Chart and figure data
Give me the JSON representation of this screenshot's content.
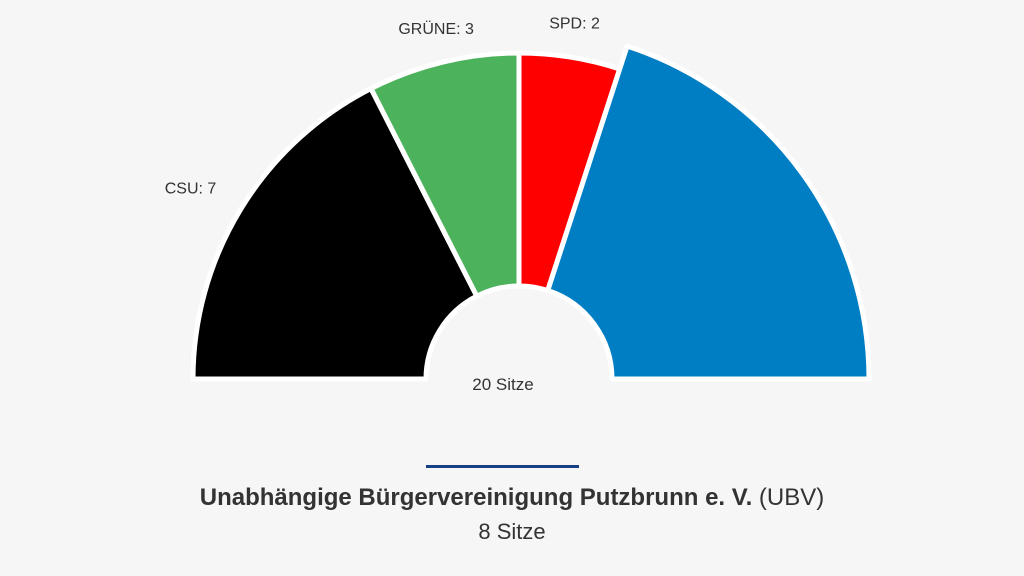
{
  "chart_data": {
    "type": "pie",
    "variant": "semicircle-parliament",
    "total_label": "20 Sitze",
    "total_seats": 20,
    "segments": [
      {
        "party": "CSU",
        "seats": 7,
        "label": "CSU: 7",
        "color": "#000000"
      },
      {
        "party": "GRÜNE",
        "seats": 3,
        "label": "GRÜNE: 3",
        "color": "#4cb35c"
      },
      {
        "party": "SPD",
        "seats": 2,
        "label": "SPD: 2",
        "color": "#ff0000"
      },
      {
        "party": "UBV",
        "seats": 8,
        "label": "",
        "color": "#007ec4"
      }
    ]
  },
  "caption": {
    "party_name": "Unabhängige Bürgervereinigung Putzbrunn e. V.",
    "party_abbr": "(UBV)",
    "seats_text": "8 Sitze",
    "divider_color": "#163f85"
  }
}
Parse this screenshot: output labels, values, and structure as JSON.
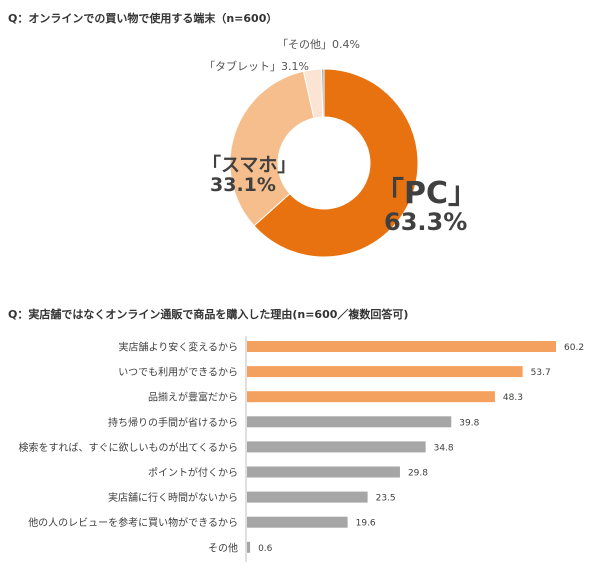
{
  "chart_data": [
    {
      "type": "pie",
      "title": "Q：オンラインでの買い物で使用する端末（n=600）",
      "slices": [
        {
          "label": "「PC」",
          "value": 63.3,
          "value_label": "63.3%",
          "color": "#E8720F"
        },
        {
          "label": "「スマホ」",
          "value": 33.1,
          "value_label": "33.1%",
          "color": "#F6BE8C"
        },
        {
          "label": "「タブレット」",
          "value": 3.1,
          "value_label": "3.1%",
          "color": "#FBE4D3"
        },
        {
          "label": "「その他」",
          "value": 0.4,
          "value_label": "0.4%",
          "color": "#9E9E9E"
        }
      ]
    },
    {
      "type": "bar",
      "orientation": "horizontal",
      "title": "Q：実店舗ではなくオンライン通販で商品を購入した理由(n=600／複数回答可)",
      "categories": [
        "実店舗より安く変えるから",
        "いつでも利用ができるから",
        "品揃えが豊富だから",
        "持ち帰りの手間が省けるから",
        "検索をすれば、すぐに欲しいものが出てくるから",
        "ポイントが付くから",
        "実店舗に行く時間がないから",
        "他の人のレビューを参考に買い物ができるから",
        "その他"
      ],
      "values": [
        60.2,
        53.7,
        48.3,
        39.8,
        34.8,
        29.8,
        23.5,
        19.6,
        0.6
      ],
      "value_labels": [
        "60.2",
        "53.7",
        "48.3",
        "39.8",
        "34.8",
        "29.8",
        "23.5",
        "19.6",
        "0.6"
      ],
      "highlight_color": "#F4A160",
      "base_color": "#A6A6A6",
      "highlight_count": 3,
      "xlim": [
        0,
        60.2
      ]
    }
  ]
}
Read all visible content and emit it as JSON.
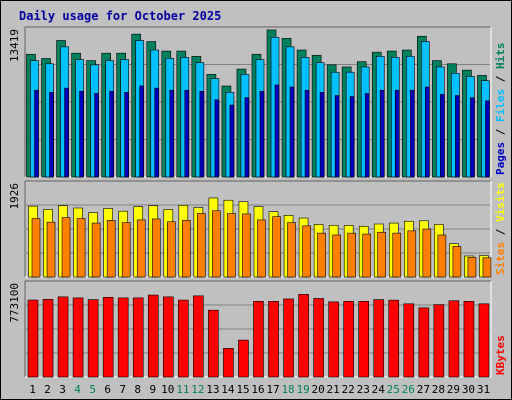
{
  "chart_data": {
    "type": "bar",
    "title": "Daily usage for October 2025",
    "categories": [
      "1",
      "2",
      "3",
      "4",
      "5",
      "6",
      "7",
      "8",
      "9",
      "10",
      "11",
      "12",
      "13",
      "14",
      "15",
      "16",
      "17",
      "18",
      "19",
      "20",
      "21",
      "22",
      "23",
      "24",
      "25",
      "26",
      "27",
      "28",
      "29",
      "30",
      "31"
    ],
    "weekend_categories": [
      "4",
      "5",
      "11",
      "12",
      "18",
      "19",
      "25",
      "26"
    ],
    "panels": [
      {
        "id": "hits",
        "ymax": 13419,
        "ymax_label": "13419",
        "series": [
          {
            "name": "Hits",
            "color": "#00805c",
            "values": [
              11600,
              11200,
              12900,
              11700,
              11000,
              11700,
              11700,
              13500,
              12800,
              11900,
              11900,
              11400,
              9700,
              8600,
              10200,
              11600,
              13900,
              13100,
              12000,
              11500,
              10600,
              10400,
              10900,
              11800,
              11900,
              12000,
              13300,
              11000,
              10700,
              10100,
              9600
            ]
          },
          {
            "name": "Files",
            "color": "#00c0ff",
            "values": [
              11000,
              10700,
              12300,
              11100,
              10600,
              11000,
              11100,
              12900,
              12000,
              11200,
              11300,
              10800,
              9300,
              8000,
              9700,
              11100,
              13200,
              12300,
              11300,
              10800,
              9900,
              9900,
              10400,
              11400,
              11300,
              11400,
              12800,
              10400,
              9800,
              9500,
              9100
            ]
          },
          {
            "name": "Pages",
            "color": "#0000c0",
            "values": [
              8200,
              8000,
              8400,
              8100,
              7900,
              8100,
              8000,
              8600,
              8400,
              8200,
              8200,
              8100,
              7300,
              6800,
              7500,
              8100,
              8700,
              8500,
              8200,
              8000,
              7700,
              7600,
              7900,
              8200,
              8200,
              8200,
              8500,
              7800,
              7700,
              7500,
              7200
            ]
          }
        ],
        "axis_legend": [
          "Pages",
          "Files",
          "Hits"
        ]
      },
      {
        "id": "visits",
        "ymax": 1926,
        "ymax_label": "1926",
        "series": [
          {
            "name": "Visits",
            "color": "#ffff00",
            "values": [
              1550,
              1480,
              1560,
              1510,
              1410,
              1500,
              1440,
              1540,
              1560,
              1480,
              1570,
              1520,
              1730,
              1680,
              1650,
              1540,
              1430,
              1350,
              1290,
              1150,
              1130,
              1130,
              1110,
              1160,
              1180,
              1220,
              1230,
              1150,
              730,
              460,
              470
            ]
          },
          {
            "name": "Sites",
            "color": "#ff8000",
            "values": [
              1280,
              1200,
              1300,
              1280,
              1180,
              1240,
              1190,
              1250,
              1270,
              1210,
              1240,
              1390,
              1450,
              1390,
              1380,
              1250,
              1320,
              1190,
              1120,
              960,
              920,
              960,
              940,
              980,
              960,
              1010,
              1050,
              920,
              670,
              430,
              420
            ]
          }
        ],
        "axis_legend": [
          "Sites",
          "Visits"
        ]
      },
      {
        "id": "kbytes",
        "ymax": 773100,
        "ymax_label": "773100",
        "series": [
          {
            "name": "KBytes",
            "color": "#ff0000",
            "values": [
              676000,
              682000,
              704000,
              695000,
              680000,
              700000,
              695000,
              695000,
              720000,
              704000,
              676000,
              713000,
              587000,
              252000,
              324000,
              665000,
              665000,
              686000,
              726000,
              690000,
              660000,
              665000,
              665000,
              680000,
              675000,
              643000,
              608000,
              636000,
              670000,
              665000,
              643000
            ]
          }
        ],
        "axis_legend": [
          "KBytes"
        ]
      }
    ]
  }
}
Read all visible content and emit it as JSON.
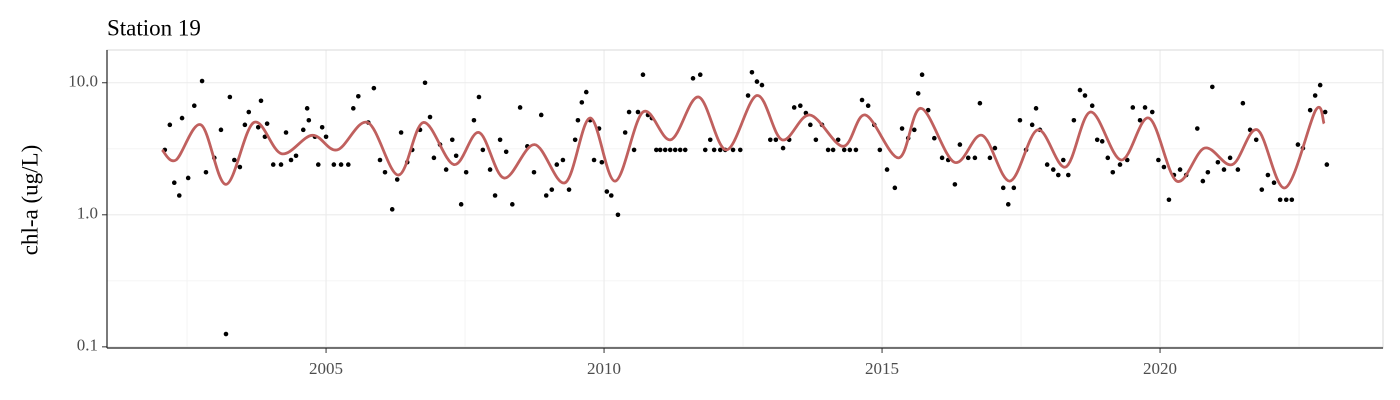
{
  "chart_data": {
    "type": "scatter",
    "title": "Station 19",
    "y_label": "chl-a (ug/L)",
    "log_y": true,
    "grid": true,
    "xlim": [
      2001.06,
      2024.01
    ],
    "ylim": [
      0.098,
      17.7
    ],
    "xticks": [
      2005,
      2010,
      2015,
      2020
    ],
    "x_minor_ticks": [
      2002.5,
      2007.5,
      2012.5,
      2017.5,
      2022.5
    ],
    "yticks": [
      {
        "value": 0.1,
        "label": "0.1"
      },
      {
        "value": 1,
        "label": "1.0"
      },
      {
        "value": 10,
        "label": "10.0"
      }
    ],
    "y_minor_ticks": [
      0.316,
      3.16
    ],
    "points": {
      "color": "#000000",
      "x": [
        2002.1,
        2002.19,
        2002.27,
        2002.36,
        2002.41,
        2002.52,
        2002.63,
        2002.77,
        2002.84,
        2002.99,
        2003.11,
        2003.2,
        2003.27,
        2003.35,
        2003.45,
        2003.54,
        2003.61,
        2003.78,
        2003.83,
        2003.9,
        2003.94,
        2004.05,
        2004.19,
        2004.28,
        2004.37,
        2004.46,
        2004.59,
        2004.66,
        2004.69,
        2004.8,
        2004.86,
        2004.93,
        2005.0,
        2005.14,
        2005.27,
        2005.4,
        2005.49,
        2005.58,
        2005.76,
        2005.86,
        2005.97,
        2006.06,
        2006.19,
        2006.28,
        2006.35,
        2006.46,
        2006.55,
        2006.69,
        2006.78,
        2006.87,
        2006.94,
        2007.05,
        2007.16,
        2007.27,
        2007.34,
        2007.43,
        2007.52,
        2007.66,
        2007.75,
        2007.82,
        2007.95,
        2008.04,
        2008.13,
        2008.24,
        2008.35,
        2008.49,
        2008.62,
        2008.74,
        2008.87,
        2008.96,
        2009.06,
        2009.15,
        2009.26,
        2009.37,
        2009.48,
        2009.53,
        2009.6,
        2009.68,
        2009.75,
        2009.82,
        2009.91,
        2009.96,
        2010.05,
        2010.13,
        2010.25,
        2010.38,
        2010.45,
        2010.54,
        2010.61,
        2010.7,
        2010.79,
        2010.86,
        2010.94,
        2011.01,
        2011.1,
        2011.19,
        2011.28,
        2011.37,
        2011.46,
        2011.6,
        2011.73,
        2011.82,
        2011.91,
        2011.98,
        2012.09,
        2012.18,
        2012.32,
        2012.45,
        2012.59,
        2012.66,
        2012.75,
        2012.84,
        2012.99,
        2013.09,
        2013.22,
        2013.33,
        2013.42,
        2013.53,
        2013.63,
        2013.71,
        2013.81,
        2013.92,
        2014.03,
        2014.12,
        2014.21,
        2014.32,
        2014.42,
        2014.53,
        2014.64,
        2014.75,
        2014.86,
        2014.96,
        2015.09,
        2015.23,
        2015.36,
        2015.47,
        2015.58,
        2015.65,
        2015.72,
        2015.83,
        2015.94,
        2016.08,
        2016.19,
        2016.31,
        2016.4,
        2016.55,
        2016.67,
        2016.76,
        2016.94,
        2017.03,
        2017.18,
        2017.27,
        2017.37,
        2017.48,
        2017.59,
        2017.7,
        2017.77,
        2017.84,
        2017.97,
        2018.08,
        2018.17,
        2018.26,
        2018.35,
        2018.45,
        2018.56,
        2018.65,
        2018.78,
        2018.87,
        2018.96,
        2019.06,
        2019.15,
        2019.28,
        2019.41,
        2019.51,
        2019.64,
        2019.73,
        2019.86,
        2019.97,
        2020.07,
        2020.16,
        2020.25,
        2020.36,
        2020.47,
        2020.67,
        2020.77,
        2020.86,
        2020.94,
        2021.04,
        2021.15,
        2021.26,
        2021.4,
        2021.49,
        2021.62,
        2021.73,
        2021.83,
        2021.94,
        2022.05,
        2022.16,
        2022.27,
        2022.37,
        2022.48,
        2022.57,
        2022.7,
        2022.79,
        2022.88,
        2022.97,
        2023.0
      ],
      "values": [
        3.1,
        4.8,
        1.75,
        1.4,
        5.4,
        1.9,
        6.7,
        10.3,
        2.1,
        2.7,
        4.4,
        0.125,
        7.8,
        2.6,
        2.3,
        4.8,
        6.0,
        4.6,
        7.3,
        3.9,
        4.9,
        2.4,
        2.4,
        4.2,
        2.6,
        2.8,
        4.4,
        6.4,
        5.2,
        3.9,
        2.4,
        4.6,
        3.9,
        2.4,
        2.4,
        2.4,
        6.4,
        7.9,
        5.0,
        9.1,
        2.6,
        2.1,
        1.1,
        1.85,
        4.2,
        2.5,
        3.1,
        4.4,
        10.0,
        5.5,
        2.7,
        3.4,
        2.2,
        3.7,
        2.8,
        1.2,
        2.1,
        5.2,
        7.8,
        3.1,
        2.2,
        1.4,
        3.7,
        3.0,
        1.2,
        6.5,
        3.3,
        2.1,
        5.7,
        1.4,
        1.55,
        2.4,
        2.6,
        1.55,
        3.7,
        5.2,
        7.1,
        8.5,
        5.2,
        2.6,
        4.5,
        2.5,
        1.5,
        1.4,
        1.0,
        4.2,
        6.0,
        3.1,
        6.0,
        11.5,
        5.7,
        5.4,
        3.1,
        3.1,
        3.1,
        3.1,
        3.1,
        3.1,
        3.1,
        10.8,
        11.5,
        3.1,
        3.7,
        3.1,
        3.1,
        3.1,
        3.1,
        3.1,
        8.0,
        12.0,
        10.2,
        9.6,
        3.7,
        3.7,
        3.2,
        3.7,
        6.5,
        6.7,
        5.9,
        4.8,
        3.7,
        4.8,
        3.1,
        3.1,
        3.7,
        3.1,
        3.1,
        3.1,
        7.4,
        6.7,
        4.8,
        3.1,
        2.2,
        1.6,
        4.5,
        3.8,
        4.4,
        8.3,
        11.5,
        6.2,
        3.8,
        2.7,
        2.6,
        1.7,
        3.4,
        2.7,
        2.7,
        7.0,
        2.7,
        3.2,
        1.6,
        1.2,
        1.6,
        5.2,
        3.1,
        4.8,
        6.4,
        4.4,
        2.4,
        2.2,
        2.0,
        2.6,
        2.0,
        5.2,
        8.8,
        8.0,
        6.7,
        3.7,
        3.6,
        2.7,
        2.1,
        2.4,
        2.6,
        6.5,
        5.2,
        6.5,
        6.0,
        2.6,
        2.3,
        1.3,
        2.0,
        2.2,
        2.0,
        4.5,
        1.8,
        2.1,
        9.3,
        2.5,
        2.2,
        2.7,
        2.2,
        7.0,
        4.4,
        3.7,
        1.55,
        2.0,
        1.75,
        1.3,
        1.3,
        1.3,
        3.4,
        3.2,
        6.2,
        8.0,
        9.6,
        6.0,
        2.4
      ]
    },
    "trend": {
      "color": "#c0605e",
      "x": [
        2002.05,
        2002.3,
        2002.75,
        2003.2,
        2003.7,
        2004.2,
        2004.75,
        2005.2,
        2005.75,
        2006.3,
        2006.75,
        2007.3,
        2007.75,
        2008.2,
        2008.75,
        2009.3,
        2009.75,
        2010.2,
        2010.7,
        2011.2,
        2011.7,
        2012.2,
        2012.75,
        2013.2,
        2013.7,
        2014.3,
        2014.7,
        2015.3,
        2015.7,
        2016.3,
        2016.8,
        2017.3,
        2017.8,
        2018.3,
        2018.75,
        2019.3,
        2019.8,
        2020.3,
        2020.8,
        2021.3,
        2021.75,
        2022.25,
        2022.8,
        2022.95
      ],
      "values": [
        3.1,
        2.6,
        4.8,
        1.7,
        5.0,
        2.9,
        4.0,
        3.1,
        5.0,
        2.0,
        5.0,
        2.4,
        4.2,
        1.9,
        3.4,
        1.75,
        5.4,
        1.8,
        6.0,
        3.7,
        7.8,
        3.1,
        8.0,
        3.7,
        5.7,
        3.3,
        5.7,
        2.7,
        6.4,
        2.5,
        4.0,
        1.8,
        4.4,
        2.3,
        6.0,
        2.6,
        5.4,
        1.8,
        3.2,
        2.4,
        4.4,
        1.6,
        6.2,
        4.9
      ]
    }
  }
}
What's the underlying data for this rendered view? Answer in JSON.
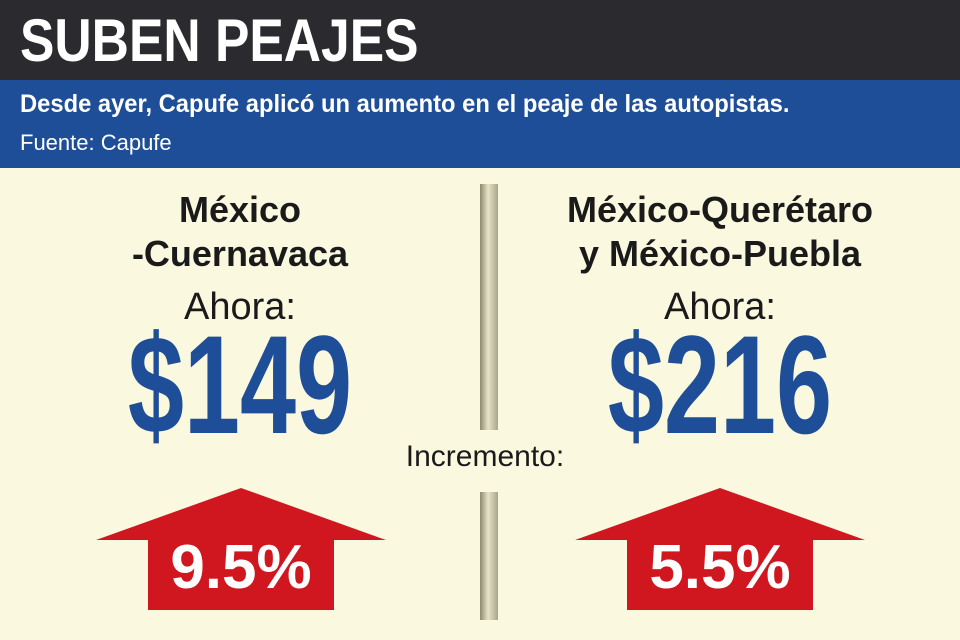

What you need to do: Look over the listing above. Pick out and copy every line that includes "JSON".

The completed task:
Give me the JSON representation of this screenshot's content.
Parse this screenshot: output labels, values, and structure as JSON.
Read all visible content and emit it as JSON.
Read all visible content and emit it as JSON.
What's the underlying data for this rendered view? Answer in JSON.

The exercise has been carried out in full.